◆ Objective ◆
Please pick out every line of the data below that contains the string "envio" and copy each of those lines.

[Element-and-box listings]
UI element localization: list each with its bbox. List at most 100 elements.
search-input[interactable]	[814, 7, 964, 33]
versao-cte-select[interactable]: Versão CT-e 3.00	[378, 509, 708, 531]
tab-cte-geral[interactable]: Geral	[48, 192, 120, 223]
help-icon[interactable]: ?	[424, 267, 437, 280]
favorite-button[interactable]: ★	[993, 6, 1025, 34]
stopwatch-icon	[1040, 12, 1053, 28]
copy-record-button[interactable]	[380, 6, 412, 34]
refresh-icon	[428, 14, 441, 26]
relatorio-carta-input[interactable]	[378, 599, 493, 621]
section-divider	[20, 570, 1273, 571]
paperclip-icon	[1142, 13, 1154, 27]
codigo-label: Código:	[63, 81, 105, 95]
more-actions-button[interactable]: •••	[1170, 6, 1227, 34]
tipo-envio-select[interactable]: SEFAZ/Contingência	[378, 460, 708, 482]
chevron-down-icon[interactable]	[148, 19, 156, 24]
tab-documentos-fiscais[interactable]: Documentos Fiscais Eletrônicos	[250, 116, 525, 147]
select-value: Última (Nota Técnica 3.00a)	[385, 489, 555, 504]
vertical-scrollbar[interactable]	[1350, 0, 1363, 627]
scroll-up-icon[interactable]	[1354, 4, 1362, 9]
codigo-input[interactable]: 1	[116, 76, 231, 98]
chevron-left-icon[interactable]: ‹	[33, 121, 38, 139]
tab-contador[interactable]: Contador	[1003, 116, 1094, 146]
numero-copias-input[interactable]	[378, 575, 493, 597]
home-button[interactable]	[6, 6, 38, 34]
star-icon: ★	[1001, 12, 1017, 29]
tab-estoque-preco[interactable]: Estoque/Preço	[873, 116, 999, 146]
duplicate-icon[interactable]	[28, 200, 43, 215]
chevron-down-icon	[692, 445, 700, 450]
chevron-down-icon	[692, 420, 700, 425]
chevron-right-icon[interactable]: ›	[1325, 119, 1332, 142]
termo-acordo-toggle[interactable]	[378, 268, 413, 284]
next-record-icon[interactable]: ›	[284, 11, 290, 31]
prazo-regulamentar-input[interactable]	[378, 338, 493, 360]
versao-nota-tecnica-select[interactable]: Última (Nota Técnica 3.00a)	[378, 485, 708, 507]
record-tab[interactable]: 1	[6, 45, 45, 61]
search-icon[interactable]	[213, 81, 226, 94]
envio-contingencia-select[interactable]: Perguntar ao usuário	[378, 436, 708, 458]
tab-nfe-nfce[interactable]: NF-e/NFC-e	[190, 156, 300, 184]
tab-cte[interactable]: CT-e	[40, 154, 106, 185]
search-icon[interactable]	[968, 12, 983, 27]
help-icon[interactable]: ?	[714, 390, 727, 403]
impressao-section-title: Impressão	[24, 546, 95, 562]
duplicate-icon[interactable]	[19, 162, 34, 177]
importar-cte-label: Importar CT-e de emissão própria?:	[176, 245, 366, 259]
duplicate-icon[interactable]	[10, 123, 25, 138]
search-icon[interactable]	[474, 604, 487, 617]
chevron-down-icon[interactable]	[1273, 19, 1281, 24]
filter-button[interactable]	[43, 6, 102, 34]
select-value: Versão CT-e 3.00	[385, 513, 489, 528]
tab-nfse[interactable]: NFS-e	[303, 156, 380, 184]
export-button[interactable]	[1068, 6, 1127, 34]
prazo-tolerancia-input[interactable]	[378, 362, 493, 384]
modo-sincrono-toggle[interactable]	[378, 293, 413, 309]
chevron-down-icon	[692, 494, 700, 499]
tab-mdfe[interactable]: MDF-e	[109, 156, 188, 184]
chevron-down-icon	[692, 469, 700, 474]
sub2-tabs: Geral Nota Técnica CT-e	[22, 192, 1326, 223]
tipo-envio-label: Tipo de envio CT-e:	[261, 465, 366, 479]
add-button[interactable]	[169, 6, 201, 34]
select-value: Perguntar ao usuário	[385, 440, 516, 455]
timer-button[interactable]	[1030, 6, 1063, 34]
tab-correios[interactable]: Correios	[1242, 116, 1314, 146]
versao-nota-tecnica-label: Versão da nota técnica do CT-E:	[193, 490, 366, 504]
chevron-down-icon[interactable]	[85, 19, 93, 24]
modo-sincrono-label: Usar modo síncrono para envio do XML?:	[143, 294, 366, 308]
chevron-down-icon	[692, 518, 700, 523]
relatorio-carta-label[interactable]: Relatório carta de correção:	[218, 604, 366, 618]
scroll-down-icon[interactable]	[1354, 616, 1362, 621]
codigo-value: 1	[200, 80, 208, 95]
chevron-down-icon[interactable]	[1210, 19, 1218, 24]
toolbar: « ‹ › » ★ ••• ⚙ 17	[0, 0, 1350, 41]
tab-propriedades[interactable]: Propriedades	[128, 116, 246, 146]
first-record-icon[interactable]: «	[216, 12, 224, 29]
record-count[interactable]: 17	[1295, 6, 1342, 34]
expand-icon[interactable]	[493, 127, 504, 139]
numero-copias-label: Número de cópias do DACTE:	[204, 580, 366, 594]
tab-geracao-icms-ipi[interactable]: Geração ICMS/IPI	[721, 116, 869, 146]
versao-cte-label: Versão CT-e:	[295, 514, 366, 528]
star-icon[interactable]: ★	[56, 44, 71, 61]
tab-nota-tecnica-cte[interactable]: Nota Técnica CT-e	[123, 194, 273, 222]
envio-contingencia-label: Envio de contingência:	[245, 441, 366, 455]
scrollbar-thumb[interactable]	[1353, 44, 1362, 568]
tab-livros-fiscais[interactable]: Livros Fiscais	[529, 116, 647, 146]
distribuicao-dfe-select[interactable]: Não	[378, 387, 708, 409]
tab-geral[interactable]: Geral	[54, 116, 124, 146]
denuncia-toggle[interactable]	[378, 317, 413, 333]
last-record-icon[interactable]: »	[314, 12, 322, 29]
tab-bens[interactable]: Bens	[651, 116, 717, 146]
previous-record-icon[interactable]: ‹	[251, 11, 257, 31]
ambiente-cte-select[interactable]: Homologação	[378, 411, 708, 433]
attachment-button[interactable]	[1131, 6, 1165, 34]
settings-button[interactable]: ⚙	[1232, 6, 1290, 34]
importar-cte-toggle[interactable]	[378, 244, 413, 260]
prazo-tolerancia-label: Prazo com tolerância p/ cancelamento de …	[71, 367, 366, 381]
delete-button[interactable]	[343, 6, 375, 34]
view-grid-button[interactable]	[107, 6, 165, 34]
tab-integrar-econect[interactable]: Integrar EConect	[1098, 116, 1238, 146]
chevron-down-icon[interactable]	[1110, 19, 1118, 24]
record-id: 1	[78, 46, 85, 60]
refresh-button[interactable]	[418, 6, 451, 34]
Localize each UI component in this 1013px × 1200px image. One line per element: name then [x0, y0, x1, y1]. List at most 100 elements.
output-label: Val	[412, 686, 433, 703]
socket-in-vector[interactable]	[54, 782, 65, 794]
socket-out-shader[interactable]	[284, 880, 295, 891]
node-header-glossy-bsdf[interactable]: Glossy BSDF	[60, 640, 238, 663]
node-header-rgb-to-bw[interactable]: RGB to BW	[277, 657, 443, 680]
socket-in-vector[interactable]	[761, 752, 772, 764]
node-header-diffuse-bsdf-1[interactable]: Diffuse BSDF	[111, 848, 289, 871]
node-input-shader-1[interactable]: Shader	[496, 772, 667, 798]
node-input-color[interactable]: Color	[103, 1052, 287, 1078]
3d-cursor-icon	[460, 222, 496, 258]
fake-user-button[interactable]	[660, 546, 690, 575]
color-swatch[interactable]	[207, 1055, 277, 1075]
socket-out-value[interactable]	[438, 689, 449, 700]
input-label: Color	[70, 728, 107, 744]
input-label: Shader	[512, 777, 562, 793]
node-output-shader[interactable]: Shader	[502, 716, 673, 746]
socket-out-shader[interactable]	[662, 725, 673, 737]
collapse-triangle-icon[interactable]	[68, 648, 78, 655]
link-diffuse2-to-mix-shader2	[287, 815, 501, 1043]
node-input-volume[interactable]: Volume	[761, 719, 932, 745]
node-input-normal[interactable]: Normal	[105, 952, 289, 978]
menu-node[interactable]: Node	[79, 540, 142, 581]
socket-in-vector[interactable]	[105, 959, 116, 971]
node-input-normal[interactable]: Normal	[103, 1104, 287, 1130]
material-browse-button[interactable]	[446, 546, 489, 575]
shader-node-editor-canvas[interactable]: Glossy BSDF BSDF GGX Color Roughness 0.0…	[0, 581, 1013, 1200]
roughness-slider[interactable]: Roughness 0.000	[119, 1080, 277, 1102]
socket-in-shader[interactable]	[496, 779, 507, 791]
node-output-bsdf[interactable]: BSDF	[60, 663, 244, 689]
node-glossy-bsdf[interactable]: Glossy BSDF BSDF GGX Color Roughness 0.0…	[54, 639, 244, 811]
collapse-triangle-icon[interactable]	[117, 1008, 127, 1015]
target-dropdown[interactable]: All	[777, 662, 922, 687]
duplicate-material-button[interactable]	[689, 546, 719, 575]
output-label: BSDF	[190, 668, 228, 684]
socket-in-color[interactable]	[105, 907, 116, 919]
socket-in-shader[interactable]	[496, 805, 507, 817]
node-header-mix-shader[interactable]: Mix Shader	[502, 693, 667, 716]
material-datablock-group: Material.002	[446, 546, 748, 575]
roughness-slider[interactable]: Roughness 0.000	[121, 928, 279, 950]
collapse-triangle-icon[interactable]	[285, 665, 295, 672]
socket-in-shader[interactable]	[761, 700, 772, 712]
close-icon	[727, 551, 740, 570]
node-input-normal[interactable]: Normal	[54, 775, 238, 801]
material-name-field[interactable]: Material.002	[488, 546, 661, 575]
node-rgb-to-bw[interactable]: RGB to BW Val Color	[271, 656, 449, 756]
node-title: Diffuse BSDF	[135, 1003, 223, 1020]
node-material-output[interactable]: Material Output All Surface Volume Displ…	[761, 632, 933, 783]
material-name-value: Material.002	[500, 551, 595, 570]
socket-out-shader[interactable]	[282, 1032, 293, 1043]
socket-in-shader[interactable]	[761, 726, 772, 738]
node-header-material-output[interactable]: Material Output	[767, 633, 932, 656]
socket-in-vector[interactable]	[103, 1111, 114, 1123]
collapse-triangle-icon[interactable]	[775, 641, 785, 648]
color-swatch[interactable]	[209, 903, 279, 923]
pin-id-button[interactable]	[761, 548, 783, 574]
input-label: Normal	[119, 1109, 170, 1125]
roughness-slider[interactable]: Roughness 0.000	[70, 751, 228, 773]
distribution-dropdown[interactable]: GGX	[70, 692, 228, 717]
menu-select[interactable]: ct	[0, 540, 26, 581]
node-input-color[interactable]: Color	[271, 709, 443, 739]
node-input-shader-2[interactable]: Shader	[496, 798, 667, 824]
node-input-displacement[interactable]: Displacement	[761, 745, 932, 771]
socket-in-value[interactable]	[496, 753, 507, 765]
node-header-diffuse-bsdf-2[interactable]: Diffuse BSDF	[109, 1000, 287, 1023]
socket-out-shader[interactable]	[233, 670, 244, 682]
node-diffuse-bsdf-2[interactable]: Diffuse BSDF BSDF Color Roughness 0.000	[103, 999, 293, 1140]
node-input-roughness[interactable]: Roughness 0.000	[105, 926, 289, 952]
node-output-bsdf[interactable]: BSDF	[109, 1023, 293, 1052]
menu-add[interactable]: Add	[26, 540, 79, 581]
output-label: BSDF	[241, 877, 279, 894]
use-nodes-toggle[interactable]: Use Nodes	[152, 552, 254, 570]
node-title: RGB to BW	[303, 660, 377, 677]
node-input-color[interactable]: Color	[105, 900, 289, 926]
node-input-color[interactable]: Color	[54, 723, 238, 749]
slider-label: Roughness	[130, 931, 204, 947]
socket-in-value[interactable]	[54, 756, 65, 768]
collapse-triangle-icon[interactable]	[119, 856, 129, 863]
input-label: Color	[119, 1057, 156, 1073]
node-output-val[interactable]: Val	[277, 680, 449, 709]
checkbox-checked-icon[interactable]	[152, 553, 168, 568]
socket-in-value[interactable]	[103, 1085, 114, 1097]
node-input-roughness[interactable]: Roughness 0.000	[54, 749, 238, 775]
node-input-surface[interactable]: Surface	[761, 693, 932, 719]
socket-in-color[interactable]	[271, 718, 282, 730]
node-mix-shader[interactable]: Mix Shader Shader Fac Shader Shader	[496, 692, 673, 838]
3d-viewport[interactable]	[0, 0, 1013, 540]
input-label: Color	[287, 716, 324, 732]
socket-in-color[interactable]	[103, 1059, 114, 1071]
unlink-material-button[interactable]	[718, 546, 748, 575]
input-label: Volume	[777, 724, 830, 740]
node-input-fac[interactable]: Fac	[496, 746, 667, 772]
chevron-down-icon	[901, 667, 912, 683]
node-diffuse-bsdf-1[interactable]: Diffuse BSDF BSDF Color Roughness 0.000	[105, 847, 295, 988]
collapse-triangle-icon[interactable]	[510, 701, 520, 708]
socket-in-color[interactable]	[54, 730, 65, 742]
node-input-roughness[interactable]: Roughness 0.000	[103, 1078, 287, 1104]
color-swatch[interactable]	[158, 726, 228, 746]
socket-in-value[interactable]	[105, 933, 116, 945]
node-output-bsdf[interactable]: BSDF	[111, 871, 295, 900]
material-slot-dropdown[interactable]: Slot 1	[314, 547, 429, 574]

◆ Task result ◆
tipo-envio-select[interactable]: SEFAZ/Contingência	[378, 460, 708, 482]
envio-contingencia-select[interactable]: Perguntar ao usuário	[378, 436, 708, 458]
tipo-envio-label: Tipo de envio CT-e:	[261, 465, 366, 479]
modo-sincrono-label: Usar modo síncrono para envio do XML?:	[143, 294, 366, 308]
envio-contingencia-label: Envio de contingência:	[245, 441, 366, 455]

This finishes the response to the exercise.